Your instructions:
Give the records, from their start through the line containing "The seal plate 80 is at (1090, 560).", as a two-column CSV with the headers record_text and answer. Make one row per record, and put each value in a single quoted field with its line breaks replaced by spaces.

Dataset:
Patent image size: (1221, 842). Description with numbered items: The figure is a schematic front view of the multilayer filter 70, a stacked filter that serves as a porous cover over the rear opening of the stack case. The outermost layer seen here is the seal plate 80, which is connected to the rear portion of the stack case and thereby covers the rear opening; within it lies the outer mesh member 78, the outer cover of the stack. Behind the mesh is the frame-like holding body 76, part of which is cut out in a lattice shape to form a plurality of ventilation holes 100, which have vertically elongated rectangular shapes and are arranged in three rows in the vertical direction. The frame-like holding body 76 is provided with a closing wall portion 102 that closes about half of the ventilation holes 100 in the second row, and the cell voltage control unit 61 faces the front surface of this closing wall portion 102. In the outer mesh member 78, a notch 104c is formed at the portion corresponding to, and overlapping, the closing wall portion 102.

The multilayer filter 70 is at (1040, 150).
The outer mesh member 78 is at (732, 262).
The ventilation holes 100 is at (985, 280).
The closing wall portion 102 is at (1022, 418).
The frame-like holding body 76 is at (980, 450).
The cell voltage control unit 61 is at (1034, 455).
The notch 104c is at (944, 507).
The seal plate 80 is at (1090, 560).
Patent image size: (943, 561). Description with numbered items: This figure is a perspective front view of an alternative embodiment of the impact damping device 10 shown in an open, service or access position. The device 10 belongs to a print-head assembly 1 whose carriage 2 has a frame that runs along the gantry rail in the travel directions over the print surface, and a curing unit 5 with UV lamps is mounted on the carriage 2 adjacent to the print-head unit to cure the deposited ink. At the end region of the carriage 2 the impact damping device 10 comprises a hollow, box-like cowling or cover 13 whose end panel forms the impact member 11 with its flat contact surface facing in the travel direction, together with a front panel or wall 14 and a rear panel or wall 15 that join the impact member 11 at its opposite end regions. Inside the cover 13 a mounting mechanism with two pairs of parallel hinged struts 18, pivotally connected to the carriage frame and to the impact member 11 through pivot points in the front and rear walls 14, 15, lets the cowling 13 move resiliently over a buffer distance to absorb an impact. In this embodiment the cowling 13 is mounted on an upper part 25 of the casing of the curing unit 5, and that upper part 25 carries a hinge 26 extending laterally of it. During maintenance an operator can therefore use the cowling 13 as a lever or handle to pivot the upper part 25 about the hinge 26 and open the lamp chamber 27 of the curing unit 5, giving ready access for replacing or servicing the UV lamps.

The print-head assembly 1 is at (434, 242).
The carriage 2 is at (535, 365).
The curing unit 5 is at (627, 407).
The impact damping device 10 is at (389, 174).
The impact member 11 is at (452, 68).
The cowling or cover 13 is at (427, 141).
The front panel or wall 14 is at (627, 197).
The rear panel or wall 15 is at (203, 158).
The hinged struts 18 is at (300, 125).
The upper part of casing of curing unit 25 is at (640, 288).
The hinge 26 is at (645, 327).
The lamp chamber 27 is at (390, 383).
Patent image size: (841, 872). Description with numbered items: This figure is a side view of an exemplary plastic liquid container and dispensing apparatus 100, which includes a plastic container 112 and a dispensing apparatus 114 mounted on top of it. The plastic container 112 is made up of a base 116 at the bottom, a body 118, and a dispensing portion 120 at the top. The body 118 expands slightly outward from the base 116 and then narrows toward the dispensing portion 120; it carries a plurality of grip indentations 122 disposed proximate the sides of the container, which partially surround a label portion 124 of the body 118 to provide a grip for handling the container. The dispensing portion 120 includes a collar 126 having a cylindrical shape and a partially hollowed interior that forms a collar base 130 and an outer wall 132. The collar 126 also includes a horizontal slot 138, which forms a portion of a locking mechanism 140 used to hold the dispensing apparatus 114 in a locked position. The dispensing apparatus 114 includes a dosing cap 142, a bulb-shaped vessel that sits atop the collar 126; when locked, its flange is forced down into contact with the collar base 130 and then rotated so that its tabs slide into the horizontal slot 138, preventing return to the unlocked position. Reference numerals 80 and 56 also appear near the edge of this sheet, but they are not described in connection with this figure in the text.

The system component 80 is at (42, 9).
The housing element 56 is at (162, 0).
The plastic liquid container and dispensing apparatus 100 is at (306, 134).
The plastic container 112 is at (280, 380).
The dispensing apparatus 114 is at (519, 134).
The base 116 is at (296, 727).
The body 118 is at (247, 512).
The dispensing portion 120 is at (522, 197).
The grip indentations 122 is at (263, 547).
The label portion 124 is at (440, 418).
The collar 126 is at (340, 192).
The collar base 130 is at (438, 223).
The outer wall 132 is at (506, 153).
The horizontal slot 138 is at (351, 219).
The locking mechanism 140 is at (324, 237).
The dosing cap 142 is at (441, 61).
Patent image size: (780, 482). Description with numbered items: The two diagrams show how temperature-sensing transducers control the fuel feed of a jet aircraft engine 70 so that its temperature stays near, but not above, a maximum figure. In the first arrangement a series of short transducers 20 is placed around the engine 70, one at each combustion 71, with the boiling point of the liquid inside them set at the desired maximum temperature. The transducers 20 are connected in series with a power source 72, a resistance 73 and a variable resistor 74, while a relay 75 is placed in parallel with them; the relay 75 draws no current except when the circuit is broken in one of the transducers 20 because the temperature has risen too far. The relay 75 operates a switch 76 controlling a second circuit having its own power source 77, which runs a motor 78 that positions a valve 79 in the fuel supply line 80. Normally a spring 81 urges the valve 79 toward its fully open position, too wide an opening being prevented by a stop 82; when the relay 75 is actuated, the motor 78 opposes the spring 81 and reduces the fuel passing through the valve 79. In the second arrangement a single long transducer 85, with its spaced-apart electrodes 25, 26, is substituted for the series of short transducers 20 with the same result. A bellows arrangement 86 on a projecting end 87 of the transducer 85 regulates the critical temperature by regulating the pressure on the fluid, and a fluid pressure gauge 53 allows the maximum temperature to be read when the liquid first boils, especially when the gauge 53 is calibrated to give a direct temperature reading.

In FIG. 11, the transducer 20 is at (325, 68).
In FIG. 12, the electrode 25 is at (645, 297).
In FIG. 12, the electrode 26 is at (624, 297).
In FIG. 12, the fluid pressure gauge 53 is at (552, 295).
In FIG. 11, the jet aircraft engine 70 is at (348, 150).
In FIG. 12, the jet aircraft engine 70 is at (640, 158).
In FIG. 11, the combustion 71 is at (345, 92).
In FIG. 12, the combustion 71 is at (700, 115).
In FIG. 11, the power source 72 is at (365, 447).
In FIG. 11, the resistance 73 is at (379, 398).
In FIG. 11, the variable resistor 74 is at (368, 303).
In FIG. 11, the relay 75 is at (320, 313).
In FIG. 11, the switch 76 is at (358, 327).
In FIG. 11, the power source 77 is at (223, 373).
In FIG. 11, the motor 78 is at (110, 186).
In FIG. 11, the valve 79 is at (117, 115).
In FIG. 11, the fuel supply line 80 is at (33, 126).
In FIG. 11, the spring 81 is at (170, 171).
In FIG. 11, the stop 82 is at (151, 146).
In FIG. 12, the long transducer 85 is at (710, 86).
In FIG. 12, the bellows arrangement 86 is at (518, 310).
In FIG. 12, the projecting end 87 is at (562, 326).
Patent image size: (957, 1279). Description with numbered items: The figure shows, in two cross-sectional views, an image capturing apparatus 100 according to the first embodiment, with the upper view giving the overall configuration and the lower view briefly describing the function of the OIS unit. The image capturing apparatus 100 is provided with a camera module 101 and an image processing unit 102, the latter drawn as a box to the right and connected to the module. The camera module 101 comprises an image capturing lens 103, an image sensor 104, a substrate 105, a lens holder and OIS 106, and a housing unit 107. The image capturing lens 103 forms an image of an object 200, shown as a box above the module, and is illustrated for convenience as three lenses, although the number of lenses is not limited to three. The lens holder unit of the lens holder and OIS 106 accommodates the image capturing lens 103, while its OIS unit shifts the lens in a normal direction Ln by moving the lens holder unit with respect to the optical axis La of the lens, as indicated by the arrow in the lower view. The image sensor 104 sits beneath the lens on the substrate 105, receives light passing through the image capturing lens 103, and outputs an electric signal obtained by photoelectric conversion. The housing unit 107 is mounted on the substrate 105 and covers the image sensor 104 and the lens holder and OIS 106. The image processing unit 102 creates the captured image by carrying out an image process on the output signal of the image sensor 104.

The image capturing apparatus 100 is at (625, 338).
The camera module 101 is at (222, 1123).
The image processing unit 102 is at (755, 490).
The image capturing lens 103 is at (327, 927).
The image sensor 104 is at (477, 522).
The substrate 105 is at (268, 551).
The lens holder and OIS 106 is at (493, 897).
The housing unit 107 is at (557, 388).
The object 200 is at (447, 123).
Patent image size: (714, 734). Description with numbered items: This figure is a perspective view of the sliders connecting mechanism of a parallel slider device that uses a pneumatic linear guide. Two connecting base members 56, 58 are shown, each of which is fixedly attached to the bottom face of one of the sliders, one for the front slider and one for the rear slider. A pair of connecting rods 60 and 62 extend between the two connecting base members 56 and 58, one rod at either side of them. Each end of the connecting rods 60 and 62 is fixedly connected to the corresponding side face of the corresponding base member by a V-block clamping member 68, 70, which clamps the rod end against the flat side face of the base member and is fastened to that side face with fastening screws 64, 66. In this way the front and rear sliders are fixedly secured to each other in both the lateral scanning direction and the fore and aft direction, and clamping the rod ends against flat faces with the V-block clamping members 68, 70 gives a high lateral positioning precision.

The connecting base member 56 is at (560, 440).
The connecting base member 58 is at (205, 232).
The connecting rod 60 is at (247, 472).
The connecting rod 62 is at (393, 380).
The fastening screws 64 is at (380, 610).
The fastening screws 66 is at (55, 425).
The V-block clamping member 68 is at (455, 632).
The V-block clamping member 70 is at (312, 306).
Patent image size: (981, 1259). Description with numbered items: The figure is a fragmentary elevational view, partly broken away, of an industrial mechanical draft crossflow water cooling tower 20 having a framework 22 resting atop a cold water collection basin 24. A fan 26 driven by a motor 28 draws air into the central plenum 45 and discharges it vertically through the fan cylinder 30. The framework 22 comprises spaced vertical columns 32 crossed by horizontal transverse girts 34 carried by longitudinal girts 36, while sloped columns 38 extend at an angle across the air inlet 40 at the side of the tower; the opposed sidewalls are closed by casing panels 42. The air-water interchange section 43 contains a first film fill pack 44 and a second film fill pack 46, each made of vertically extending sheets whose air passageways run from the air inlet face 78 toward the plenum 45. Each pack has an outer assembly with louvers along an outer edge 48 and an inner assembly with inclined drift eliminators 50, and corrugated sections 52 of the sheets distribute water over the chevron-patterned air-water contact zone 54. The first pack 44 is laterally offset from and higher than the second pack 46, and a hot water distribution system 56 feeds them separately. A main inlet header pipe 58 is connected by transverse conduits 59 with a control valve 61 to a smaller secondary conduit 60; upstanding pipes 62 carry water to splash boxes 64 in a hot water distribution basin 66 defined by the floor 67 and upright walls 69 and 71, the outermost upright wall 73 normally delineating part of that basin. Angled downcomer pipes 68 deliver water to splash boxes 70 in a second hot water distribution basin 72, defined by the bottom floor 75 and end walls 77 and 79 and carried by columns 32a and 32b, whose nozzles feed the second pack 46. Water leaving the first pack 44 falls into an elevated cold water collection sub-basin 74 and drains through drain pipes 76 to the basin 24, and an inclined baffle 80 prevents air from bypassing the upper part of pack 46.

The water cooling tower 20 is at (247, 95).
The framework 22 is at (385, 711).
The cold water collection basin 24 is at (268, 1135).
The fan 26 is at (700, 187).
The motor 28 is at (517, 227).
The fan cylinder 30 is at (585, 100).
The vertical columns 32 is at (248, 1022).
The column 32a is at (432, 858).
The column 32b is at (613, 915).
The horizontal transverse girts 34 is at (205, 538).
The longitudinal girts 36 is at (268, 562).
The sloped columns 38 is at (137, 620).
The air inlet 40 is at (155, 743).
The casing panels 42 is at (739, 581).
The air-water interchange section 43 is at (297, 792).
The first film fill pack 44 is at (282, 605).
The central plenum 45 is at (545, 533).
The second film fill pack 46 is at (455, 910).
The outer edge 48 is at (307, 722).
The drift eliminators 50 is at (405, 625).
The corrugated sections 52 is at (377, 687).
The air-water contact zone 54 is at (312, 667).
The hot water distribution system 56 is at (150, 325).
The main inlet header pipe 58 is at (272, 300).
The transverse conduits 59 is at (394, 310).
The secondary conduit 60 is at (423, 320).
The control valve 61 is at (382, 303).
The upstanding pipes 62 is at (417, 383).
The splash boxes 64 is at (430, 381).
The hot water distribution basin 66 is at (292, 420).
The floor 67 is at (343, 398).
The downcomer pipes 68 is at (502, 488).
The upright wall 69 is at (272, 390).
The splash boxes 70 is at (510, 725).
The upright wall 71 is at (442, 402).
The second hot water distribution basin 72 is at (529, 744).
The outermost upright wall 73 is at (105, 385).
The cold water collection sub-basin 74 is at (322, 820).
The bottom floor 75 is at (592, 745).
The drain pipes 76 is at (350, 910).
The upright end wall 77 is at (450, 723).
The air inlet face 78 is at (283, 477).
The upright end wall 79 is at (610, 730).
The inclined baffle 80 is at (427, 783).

Output for this task:
record_text,answer
"Patent image size: (1221, 842). Description with numbered items: The figure is a schematic front view of the multilayer filter 70, a stacked filter that serves as a porous cover over the rear opening of the stack case. The outermost layer seen here is the seal plate 80, which is connected to the rear portion of the stack case and thereby covers the rear opening; within it lies the outer mesh member 78, the outer cover of the stack. Behind the mesh is the frame-like holding body 76, part of which is cut out in a lattice shape to form a plurality of ventilation holes 100, which have vertically elongated rectangular shapes and are arranged in three rows in the vertical direction. The frame-like holding body 76 is provided with a closing wall portion 102 that closes about half of the ventilation holes 100 in the second row, and the cell voltage control unit 61 faces the front surface of this closing wall portion 102. In the outer mesh member 78, a notch 104c is formed at the portion corresponding to, and overlapping, the closing wall portion 102.","The multilayer filter 70 is at (1040, 150). The outer mesh member 78 is at (732, 262). The ventilation holes 100 is at (985, 280). The closing wall portion 102 is at (1022, 418). The frame-like holding body 76 is at (980, 450). The cell voltage control unit 61 is at (1034, 455). The notch 104c is at (944, 507). The seal plate 80 is at (1090, 560)."